[Element box annotation listing]
'''

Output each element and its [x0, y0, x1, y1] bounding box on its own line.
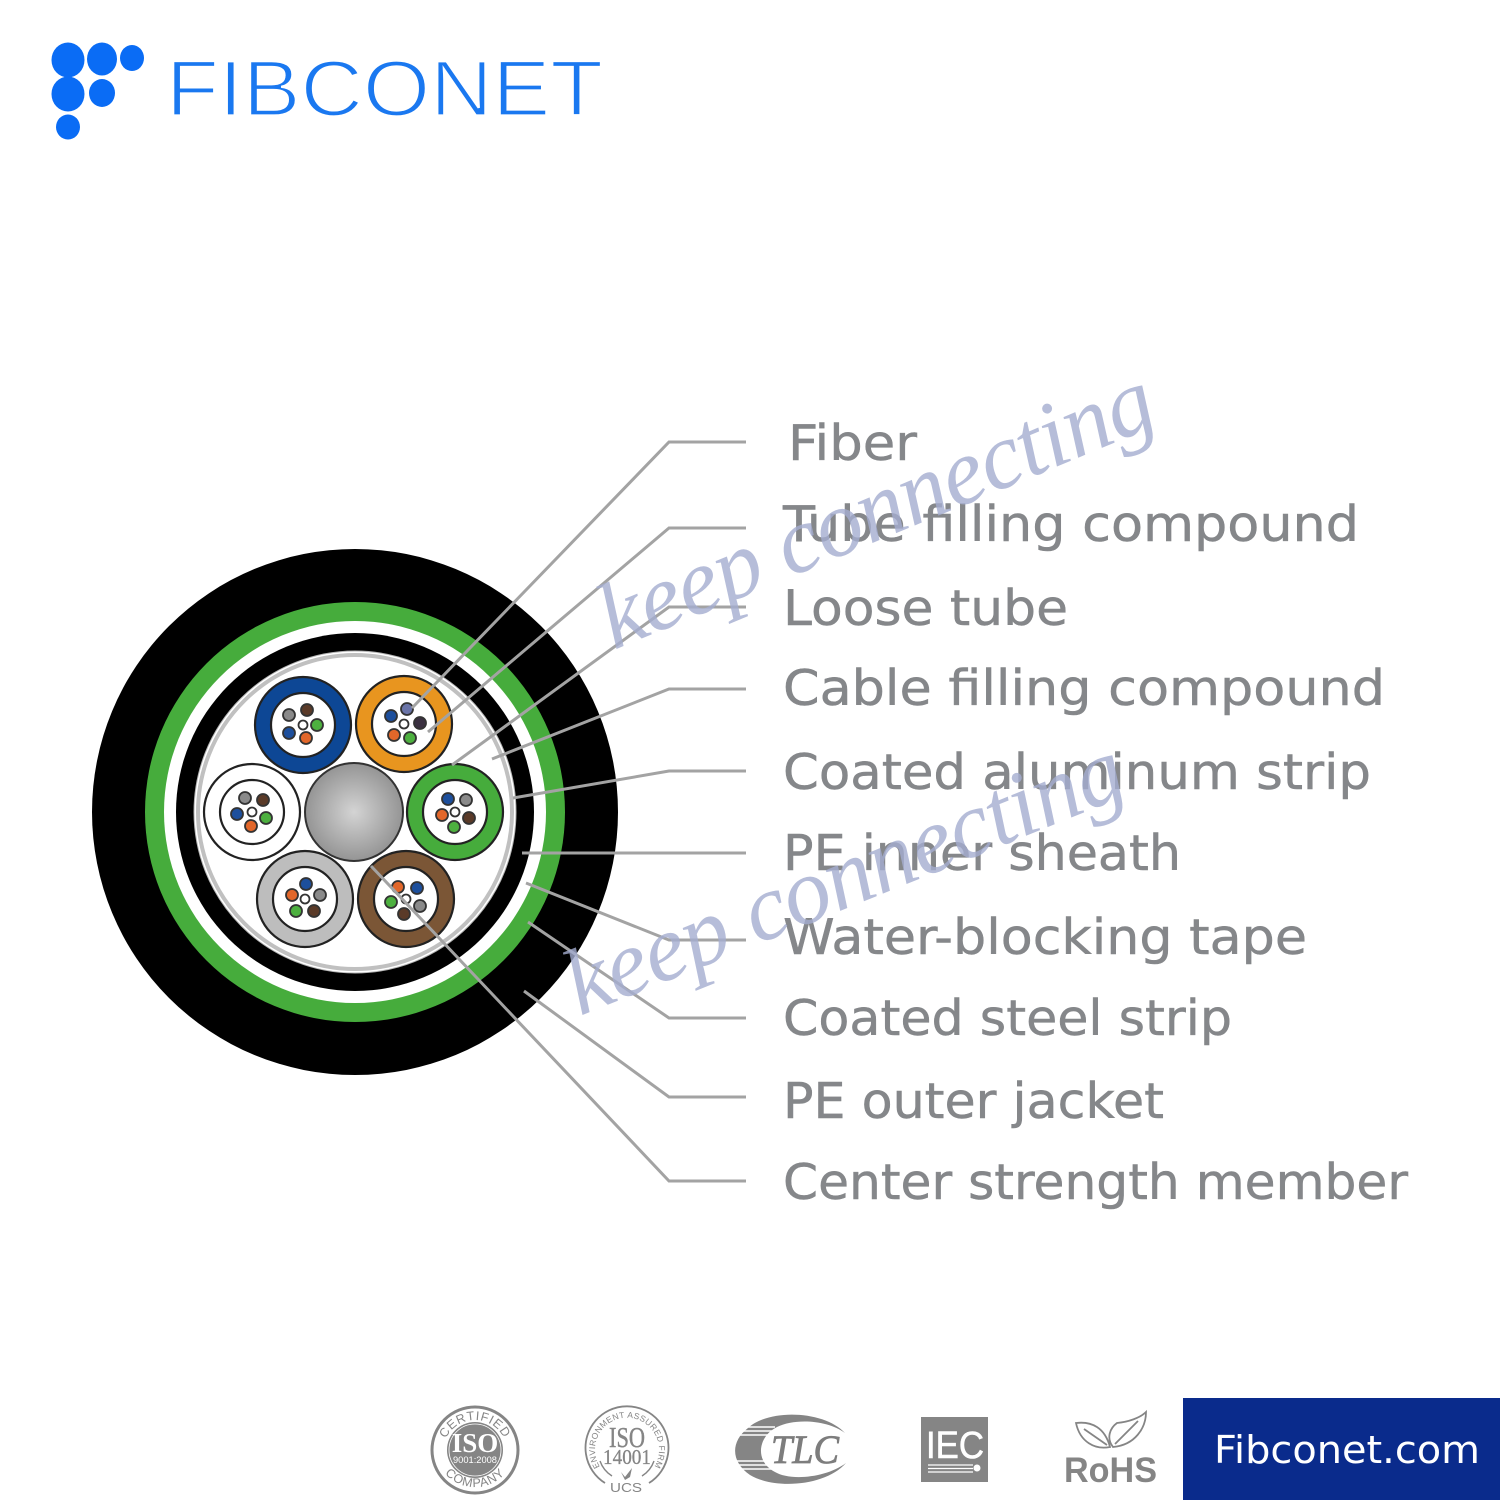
component labels: Loose tube: [783, 580, 1068, 637]
coated steel strip: [145, 602, 565, 1022]
loose tube: brown: [358, 851, 454, 947]
badge: ISO 14001: ISO: [609, 1422, 645, 1454]
badge: ISO 14001: ENVIRONMENT ASSURED FIRM: [589, 1412, 665, 1469]
component labels: PE inner sheath: [783, 825, 1181, 882]
center strength member: [305, 763, 403, 861]
leader lines: [371, 442, 746, 1181]
loose tube: green: [407, 764, 503, 860]
watermark: upper: keep connecting: [582, 347, 1169, 669]
badge: RoHS: RoHS: [1064, 1451, 1157, 1490]
component labels: PE outer jacket: [783, 1073, 1164, 1130]
badge: ISO 9001: ISO: [452, 1428, 498, 1458]
component labels: Water-blocking tape: [783, 909, 1307, 966]
badge: TLC: [735, 1415, 846, 1484]
website banner: [1183, 1398, 1500, 1500]
badge: ISO 14001: [584, 1405, 670, 1495]
water-blocking tape: [164, 621, 546, 1003]
loose tube: blue: [255, 677, 351, 773]
coated aluminum strip: [194, 651, 516, 973]
PE outer jacket: [92, 549, 618, 1075]
loose tube: gray: [257, 851, 353, 947]
badge: ISO 9001: COMPANY: [446, 1468, 502, 1488]
PE inner sheath: [176, 633, 534, 991]
component labels: Coated aluminum strip: [783, 744, 1371, 801]
icon: blue dots: [52, 42, 144, 140]
badge: IEC: IEC: [926, 1425, 984, 1467]
logo: FIBCONET: [52, 42, 603, 140]
component labels: [782, 415, 1409, 1211]
badge: ISO 9001: [430, 1406, 520, 1494]
wordmark: FIBCONET: [166, 44, 603, 132]
component labels: Tube filling compound: [782, 496, 1359, 553]
badge: TLC: TLC: [771, 1427, 840, 1472]
loose tube: orange: [356, 676, 452, 772]
component labels: Cable filling compound: [783, 660, 1385, 717]
badge: RoHS: [1064, 1412, 1157, 1490]
badge: IEC: [921, 1417, 988, 1482]
badge: ISO 14001: UCS: [610, 1480, 642, 1495]
component labels: Coated steel strip: [783, 990, 1232, 1047]
watermark: lower: keep connecting: [549, 717, 1139, 1035]
badge: ISO 14001: 14001: [603, 1445, 651, 1469]
cable cross-section: [92, 549, 618, 1075]
component labels: Fiber: [788, 415, 918, 472]
website banner: Fibconet.com: [1214, 1428, 1480, 1472]
badge: ISO 9001: CERTIFIED: [440, 1411, 510, 1436]
badge: ISO 9001: 9001:2008: [453, 1455, 497, 1466]
component labels: Center strength member: [783, 1154, 1409, 1211]
loose tube: white: [204, 764, 300, 860]
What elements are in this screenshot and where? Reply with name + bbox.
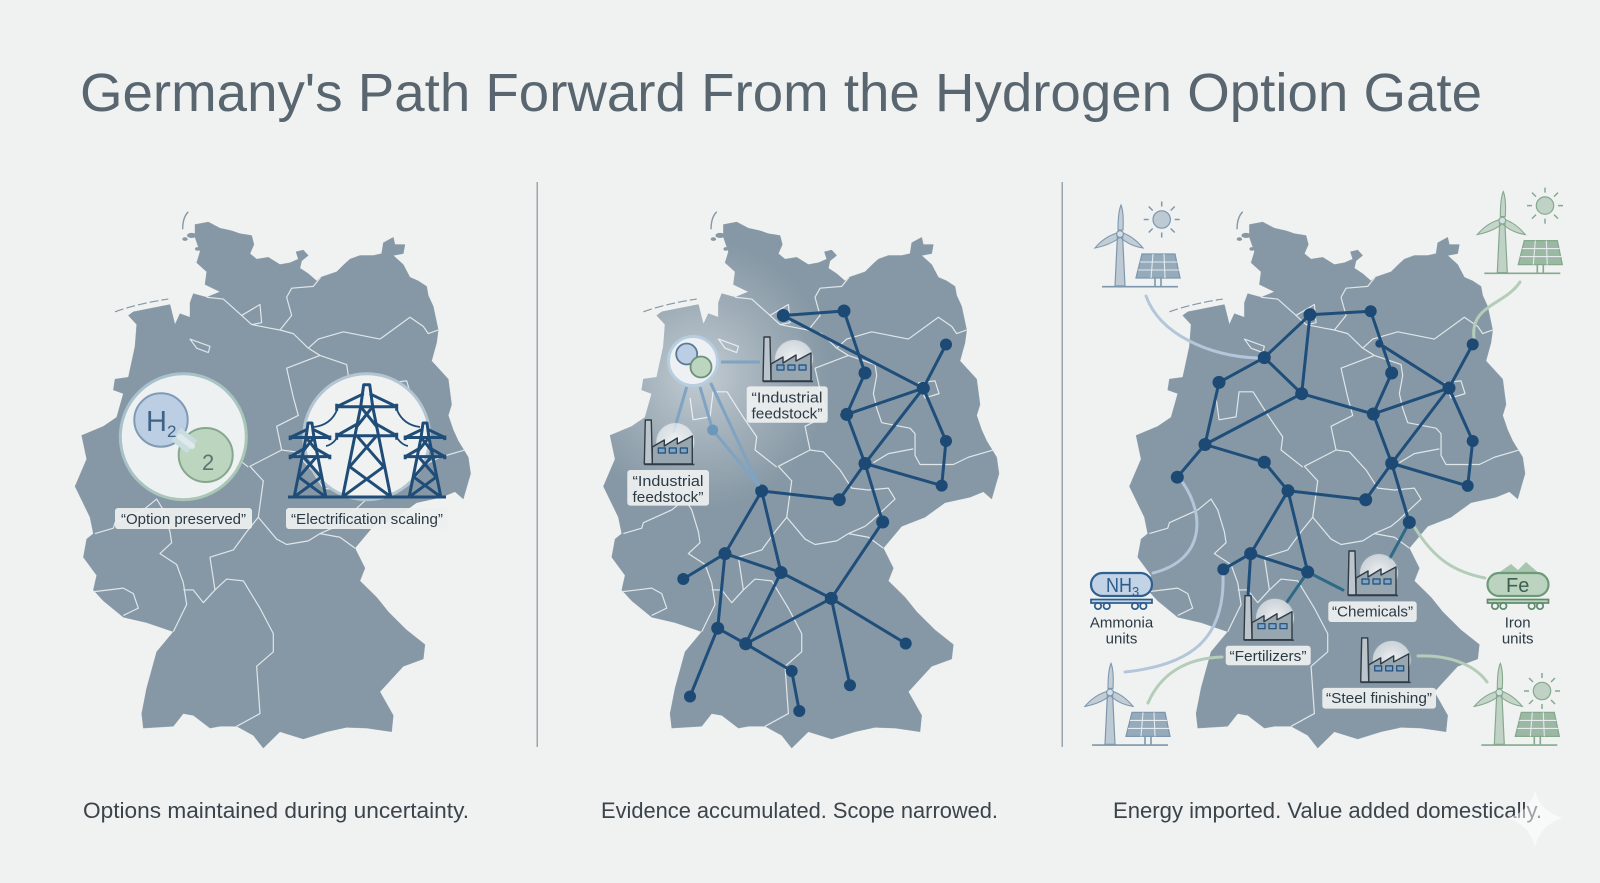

'''

### Problem requirements
Reproduce every line of the listing above word for word, omitting the pictures.

### Solution
Output each element and its [x0, y0, x1, y1] bounding box on its own line.
component labels: Loose tube: [783, 580, 1068, 637]
coated steel strip: [145, 602, 565, 1022]
loose tube: brown: [358, 851, 454, 947]
badge: ISO 14001: ISO: [609, 1422, 645, 1454]
badge: ISO 14001: ENVIRONMENT ASSURED FIRM: [589, 1412, 665, 1469]
component labels: PE inner sheath: [783, 825, 1181, 882]
center strength member: [305, 763, 403, 861]
leader lines: [371, 442, 746, 1181]
loose tube: green: [407, 764, 503, 860]
watermark: upper: keep connecting: [582, 347, 1169, 669]
badge: RoHS: RoHS: [1064, 1451, 1157, 1490]
component labels: PE outer jacket: [783, 1073, 1164, 1130]
badge: ISO 9001: ISO: [452, 1428, 498, 1458]
component labels: Water-blocking tape: [783, 909, 1307, 966]
badge: TLC: [735, 1415, 846, 1484]
website banner: [1183, 1398, 1500, 1500]
badge: ISO 14001: [584, 1405, 670, 1495]
water-blocking tape: [164, 621, 546, 1003]
loose tube: blue: [255, 677, 351, 773]
coated aluminum strip: [194, 651, 516, 973]
PE outer jacket: [92, 549, 618, 1075]
loose tube: gray: [257, 851, 353, 947]
badge: ISO 9001: COMPANY: [446, 1468, 502, 1488]
PE inner sheath: [176, 633, 534, 991]
component labels: Coated aluminum strip: [783, 744, 1371, 801]
icon: blue dots: [52, 42, 144, 140]
badge: IEC: IEC: [926, 1425, 984, 1467]
logo: FIBCONET: [52, 42, 603, 140]
component labels: [782, 415, 1409, 1211]
badge: ISO 9001: [430, 1406, 520, 1494]
wordmark: FIBCONET: [166, 44, 603, 132]
component labels: Tube filling compound: [782, 496, 1359, 553]
badge: TLC: TLC: [771, 1427, 840, 1472]
loose tube: orange: [356, 676, 452, 772]
component labels: Cable filling compound: [783, 660, 1385, 717]
badge: RoHS: [1064, 1412, 1157, 1490]
badge: IEC: [921, 1417, 988, 1482]
badge: ISO 14001: UCS: [610, 1480, 642, 1495]
component labels: Coated steel strip: [783, 990, 1232, 1047]
watermark: lower: keep connecting: [549, 717, 1139, 1035]
badge: ISO 14001: 14001: [603, 1445, 651, 1469]
cable cross-section: [92, 549, 618, 1075]
component labels: Fiber: [788, 415, 918, 472]
website banner: Fibconet.com: [1214, 1428, 1480, 1472]
badge: ISO 9001: CERTIFIED: [440, 1411, 510, 1436]
badge: ISO 9001: 9001:2008: [453, 1455, 497, 1466]
component labels: Center strength member: [783, 1154, 1409, 1211]
loose tube: white: [204, 764, 300, 860]
What elements are in this screenshot and where? Reply with name + bbox.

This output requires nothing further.